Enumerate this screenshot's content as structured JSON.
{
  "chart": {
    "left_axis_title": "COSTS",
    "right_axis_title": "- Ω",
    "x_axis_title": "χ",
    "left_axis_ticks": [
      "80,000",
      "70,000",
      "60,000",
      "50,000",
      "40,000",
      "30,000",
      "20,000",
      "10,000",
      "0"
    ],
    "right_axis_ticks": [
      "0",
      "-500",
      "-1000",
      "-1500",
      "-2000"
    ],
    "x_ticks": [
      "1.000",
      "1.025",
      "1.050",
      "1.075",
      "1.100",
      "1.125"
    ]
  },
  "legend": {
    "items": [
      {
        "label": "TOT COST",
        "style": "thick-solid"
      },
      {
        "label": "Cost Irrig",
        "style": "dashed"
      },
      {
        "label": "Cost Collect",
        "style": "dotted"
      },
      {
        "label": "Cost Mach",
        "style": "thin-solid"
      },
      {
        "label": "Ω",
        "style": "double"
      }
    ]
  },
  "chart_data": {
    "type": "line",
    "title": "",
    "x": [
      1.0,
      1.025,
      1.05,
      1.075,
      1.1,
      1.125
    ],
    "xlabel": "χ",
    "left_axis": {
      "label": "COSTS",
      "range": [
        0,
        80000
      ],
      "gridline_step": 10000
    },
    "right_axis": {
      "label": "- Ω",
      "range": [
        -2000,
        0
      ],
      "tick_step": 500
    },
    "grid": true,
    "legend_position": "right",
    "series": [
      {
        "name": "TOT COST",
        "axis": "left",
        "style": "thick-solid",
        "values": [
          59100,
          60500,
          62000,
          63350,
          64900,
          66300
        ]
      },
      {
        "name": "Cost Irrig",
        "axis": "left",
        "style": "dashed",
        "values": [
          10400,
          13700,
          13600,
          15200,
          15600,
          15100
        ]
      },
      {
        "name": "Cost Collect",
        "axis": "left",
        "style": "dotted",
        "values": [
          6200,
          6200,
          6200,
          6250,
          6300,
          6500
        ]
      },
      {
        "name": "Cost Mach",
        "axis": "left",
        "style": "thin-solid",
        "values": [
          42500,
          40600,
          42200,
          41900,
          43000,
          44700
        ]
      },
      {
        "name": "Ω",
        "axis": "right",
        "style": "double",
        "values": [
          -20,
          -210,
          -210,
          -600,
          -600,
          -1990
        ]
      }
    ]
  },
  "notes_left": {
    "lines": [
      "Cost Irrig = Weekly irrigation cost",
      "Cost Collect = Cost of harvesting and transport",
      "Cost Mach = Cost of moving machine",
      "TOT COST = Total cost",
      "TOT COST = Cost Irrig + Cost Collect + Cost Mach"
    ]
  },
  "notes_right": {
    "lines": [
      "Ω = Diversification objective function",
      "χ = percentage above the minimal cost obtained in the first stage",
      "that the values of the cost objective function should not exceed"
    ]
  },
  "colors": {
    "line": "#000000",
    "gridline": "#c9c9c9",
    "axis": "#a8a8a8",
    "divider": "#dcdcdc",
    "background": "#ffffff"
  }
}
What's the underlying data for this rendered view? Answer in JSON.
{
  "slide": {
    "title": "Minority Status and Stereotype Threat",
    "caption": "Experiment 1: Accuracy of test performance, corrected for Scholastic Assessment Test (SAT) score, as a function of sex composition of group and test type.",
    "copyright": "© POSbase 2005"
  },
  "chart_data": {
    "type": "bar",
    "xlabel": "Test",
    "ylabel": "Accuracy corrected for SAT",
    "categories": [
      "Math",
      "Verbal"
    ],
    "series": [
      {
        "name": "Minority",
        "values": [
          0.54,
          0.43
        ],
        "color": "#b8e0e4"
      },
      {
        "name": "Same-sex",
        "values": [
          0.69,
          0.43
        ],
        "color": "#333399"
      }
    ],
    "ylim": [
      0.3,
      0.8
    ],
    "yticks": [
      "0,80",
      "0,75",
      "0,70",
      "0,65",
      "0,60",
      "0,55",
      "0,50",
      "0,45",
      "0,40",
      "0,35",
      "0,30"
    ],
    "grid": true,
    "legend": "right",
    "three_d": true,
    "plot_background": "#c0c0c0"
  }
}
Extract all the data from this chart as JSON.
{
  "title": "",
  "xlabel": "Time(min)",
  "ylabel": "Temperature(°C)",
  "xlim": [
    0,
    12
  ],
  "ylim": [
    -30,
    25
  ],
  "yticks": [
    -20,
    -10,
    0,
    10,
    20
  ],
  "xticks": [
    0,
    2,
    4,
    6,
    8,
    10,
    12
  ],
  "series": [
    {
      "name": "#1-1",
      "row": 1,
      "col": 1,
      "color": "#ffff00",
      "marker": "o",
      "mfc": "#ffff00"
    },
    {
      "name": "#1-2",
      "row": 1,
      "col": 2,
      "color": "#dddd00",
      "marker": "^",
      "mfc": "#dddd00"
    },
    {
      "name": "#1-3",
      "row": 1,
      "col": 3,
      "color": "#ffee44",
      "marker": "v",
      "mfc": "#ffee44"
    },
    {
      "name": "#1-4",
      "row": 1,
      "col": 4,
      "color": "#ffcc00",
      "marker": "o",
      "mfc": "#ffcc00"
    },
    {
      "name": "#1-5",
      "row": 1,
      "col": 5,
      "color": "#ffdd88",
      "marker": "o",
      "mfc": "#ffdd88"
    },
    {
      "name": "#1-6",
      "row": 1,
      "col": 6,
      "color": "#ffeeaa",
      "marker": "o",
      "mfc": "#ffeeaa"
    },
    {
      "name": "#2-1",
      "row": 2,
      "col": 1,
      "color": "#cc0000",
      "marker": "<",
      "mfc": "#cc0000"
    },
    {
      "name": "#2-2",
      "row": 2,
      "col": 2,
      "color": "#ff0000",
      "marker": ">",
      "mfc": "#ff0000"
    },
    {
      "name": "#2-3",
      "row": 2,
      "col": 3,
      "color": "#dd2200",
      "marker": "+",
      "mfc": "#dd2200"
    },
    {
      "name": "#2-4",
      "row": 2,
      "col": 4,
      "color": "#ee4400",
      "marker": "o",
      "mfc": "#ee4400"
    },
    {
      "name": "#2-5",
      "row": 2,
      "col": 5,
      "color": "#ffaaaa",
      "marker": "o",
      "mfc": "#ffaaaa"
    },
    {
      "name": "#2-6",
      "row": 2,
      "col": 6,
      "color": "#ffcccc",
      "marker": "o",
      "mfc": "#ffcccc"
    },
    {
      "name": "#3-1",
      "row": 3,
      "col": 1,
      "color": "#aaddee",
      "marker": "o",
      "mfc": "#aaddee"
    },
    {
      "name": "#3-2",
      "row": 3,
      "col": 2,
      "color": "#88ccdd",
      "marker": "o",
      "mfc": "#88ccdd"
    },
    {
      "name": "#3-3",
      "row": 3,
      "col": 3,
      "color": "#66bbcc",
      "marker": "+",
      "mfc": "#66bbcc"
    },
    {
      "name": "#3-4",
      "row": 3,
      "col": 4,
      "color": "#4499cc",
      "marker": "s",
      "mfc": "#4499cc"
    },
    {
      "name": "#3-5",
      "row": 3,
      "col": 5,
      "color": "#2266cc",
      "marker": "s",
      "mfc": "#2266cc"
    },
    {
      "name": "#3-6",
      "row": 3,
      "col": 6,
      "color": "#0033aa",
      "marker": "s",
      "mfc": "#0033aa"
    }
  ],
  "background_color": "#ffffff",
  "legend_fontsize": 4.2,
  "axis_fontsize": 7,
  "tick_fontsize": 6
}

-.-.-

* OBJECTIVE *
Please restate the records in full, word for word.

* PROBLEM SOLUTION *
Enumerate this screenshot's content as structured JSON.
{
  "chart": {
    "left_axis_title": "COSTS",
    "right_axis_title": "- Ω",
    "x_axis_title": "χ",
    "left_axis_ticks": [
      "80,000",
      "70,000",
      "60,000",
      "50,000",
      "40,000",
      "30,000",
      "20,000",
      "10,000",
      "0"
    ],
    "right_axis_ticks": [
      "0",
      "-500",
      "-1000",
      "-1500",
      "-2000"
    ],
    "x_ticks": [
      "1.000",
      "1.025",
      "1.050",
      "1.075",
      "1.100",
      "1.125"
    ]
  },
  "legend": {
    "items": [
      {
        "label": "TOT COST",
        "style": "thick-solid"
      },
      {
        "label": "Cost Irrig",
        "style": "dashed"
      },
      {
        "label": "Cost Collect",
        "style": "dotted"
      },
      {
        "label": "Cost Mach",
        "style": "thin-solid"
      },
      {
        "label": "Ω",
        "style": "double"
      }
    ]
  },
  "chart_data": {
    "type": "line",
    "title": "",
    "x": [
      1.0,
      1.025,
      1.05,
      1.075,
      1.1,
      1.125
    ],
    "xlabel": "χ",
    "left_axis": {
      "label": "COSTS",
      "range": [
        0,
        80000
      ],
      "gridline_step": 10000
    },
    "right_axis": {
      "label": "- Ω",
      "range": [
        -2000,
        0
      ],
      "tick_step": 500
    },
    "grid": true,
    "legend_position": "right",
    "series": [
      {
        "name": "TOT COST",
        "axis": "left",
        "style": "thick-solid",
        "values": [
          59100,
          60500,
          62000,
          63350,
          64900,
          66300
        ]
      },
      {
        "name": "Cost Irrig",
        "axis": "left",
        "style": "dashed",
        "values": [
          10400,
          13700,
          13600,
          15200,
          15600,
          15100
        ]
      },
      {
        "name": "Cost Collect",
        "axis": "left",
        "style": "dotted",
        "values": [
          6200,
          6200,
          6200,
          6250,
          6300,
          6500
        ]
      },
      {
        "name": "Cost Mach",
        "axis": "left",
        "style": "thin-solid",
        "values": [
          42500,
          40600,
          42200,
          41900,
          43000,
          44700
        ]
      },
      {
        "name": "Ω",
        "axis": "right",
        "style": "double",
        "values": [
          -20,
          -210,
          -210,
          -600,
          -600,
          -1990
        ]
      }
    ]
  },
  "notes_left": {
    "lines": [
      "Cost Irrig = Weekly irrigation cost",
      "Cost Collect = Cost of harvesting and transport",
      "Cost Mach = Cost of moving machine",
      "TOT COST = Total cost",
      "TOT COST = Cost Irrig + Cost Collect + Cost Mach"
    ]
  },
  "notes_right": {
    "lines": [
      "Ω = Diversification objective function",
      "χ = percentage above the minimal cost obtained in the first stage",
      "that the values of the cost objective function should not exceed"
    ]
  },
  "colors": {
    "line": "#000000",
    "gridline": "#c9c9c9",
    "axis": "#a8a8a8",
    "divider": "#dcdcdc",
    "background": "#ffffff"
  }
}
What's the underlying data for this rendered view? Answer in JSON.
{
  "slide": {
    "title": "Minority Status and Stereotype Threat",
    "caption": "Experiment 1: Accuracy of test performance, corrected for Scholastic Assessment Test (SAT) score, as a function of sex composition of group and test type.",
    "copyright": "© POSbase 2005"
  },
  "chart_data": {
    "type": "bar",
    "xlabel": "Test",
    "ylabel": "Accuracy corrected for SAT",
    "categories": [
      "Math",
      "Verbal"
    ],
    "series": [
      {
        "name": "Minority",
        "values": [
          0.54,
          0.43
        ],
        "color": "#b8e0e4"
      },
      {
        "name": "Same-sex",
        "values": [
          0.69,
          0.43
        ],
        "color": "#333399"
      }
    ],
    "ylim": [
      0.3,
      0.8
    ],
    "yticks": [
      "0,80",
      "0,75",
      "0,70",
      "0,65",
      "0,60",
      "0,55",
      "0,50",
      "0,45",
      "0,40",
      "0,35",
      "0,30"
    ],
    "grid": true,
    "legend": "right",
    "three_d": true,
    "plot_background": "#c0c0c0"
  }
}
Extract all the data from this chart as JSON.
{
  "title": "",
  "xlabel": "Time(min)",
  "ylabel": "Temperature(°C)",
  "xlim": [
    0,
    12
  ],
  "ylim": [
    -30,
    25
  ],
  "yticks": [
    -20,
    -10,
    0,
    10,
    20
  ],
  "xticks": [
    0,
    2,
    4,
    6,
    8,
    10,
    12
  ],
  "series": [
    {
      "name": "#1-1",
      "row": 1,
      "col": 1,
      "color": "#ffff00",
      "marker": "o",
      "mfc": "#ffff00"
    },
    {
      "name": "#1-2",
      "row": 1,
      "col": 2,
      "color": "#dddd00",
      "marker": "^",
      "mfc": "#dddd00"
    },
    {
      "name": "#1-3",
      "row": 1,
      "col": 3,
      "color": "#ffee44",
      "marker": "v",
      "mfc": "#ffee44"
    },
    {
      "name": "#1-4",
      "row": 1,
      "col": 4,
      "color": "#ffcc00",
      "marker": "o",
      "mfc": "#ffcc00"
    },
    {
      "name": "#1-5",
      "row": 1,
      "col": 5,
      "color": "#ffdd88",
      "marker": "o",
      "mfc": "#ffdd88"
    },
    {
      "name": "#1-6",
      "row": 1,
      "col": 6,
      "color": "#ffeeaa",
      "marker": "o",
      "mfc": "#ffeeaa"
    },
    {
      "name": "#2-1",
      "row": 2,
      "col": 1,
      "color": "#cc0000",
      "marker": "<",
      "mfc": "#cc0000"
    },
    {
      "name": "#2-2",
      "row": 2,
      "col": 2,
      "color": "#ff0000",
      "marker": ">",
      "mfc": "#ff0000"
    },
    {
      "name": "#2-3",
      "row": 2,
      "col": 3,
      "color": "#dd2200",
      "marker": "+",
      "mfc": "#dd2200"
    },
    {
      "name": "#2-4",
      "row": 2,
      "col": 4,
      "color": "#ee4400",
      "marker": "o",
      "mfc": "#ee4400"
    },
    {
      "name": "#2-5",
      "row": 2,
      "col": 5,
      "color": "#ffaaaa",
      "marker": "o",
      "mfc": "#ffaaaa"
    },
    {
      "name": "#2-6",
      "row": 2,
      "col": 6,
      "color": "#ffcccc",
      "marker": "o",
      "mfc": "#ffcccc"
    },
    {
      "name": "#3-1",
      "row": 3,
      "col": 1,
      "color": "#aaddee",
      "marker": "o",
      "mfc": "#aaddee"
    },
    {
      "name": "#3-2",
      "row": 3,
      "col": 2,
      "color": "#88ccdd",
      "marker": "o",
      "mfc": "#88ccdd"
    },
    {
      "name": "#3-3",
      "row": 3,
      "col": 3,
      "color": "#66bbcc",
      "marker": "+",
      "mfc": "#66bbcc"
    },
    {
      "name": "#3-4",
      "row": 3,
      "col": 4,
      "color": "#4499cc",
      "marker": "s",
      "mfc": "#4499cc"
    },
    {
      "name": "#3-5",
      "row": 3,
      "col": 5,
      "color": "#2266cc",
      "marker": "s",
      "mfc": "#2266cc"
    },
    {
      "name": "#3-6",
      "row": 3,
      "col": 6,
      "color": "#0033aa",
      "marker": "s",
      "mfc": "#0033aa"
    }
  ],
  "background_color": "#ffffff",
  "legend_fontsize": 4.2,
  "axis_fontsize": 7,
  "tick_fontsize": 6
}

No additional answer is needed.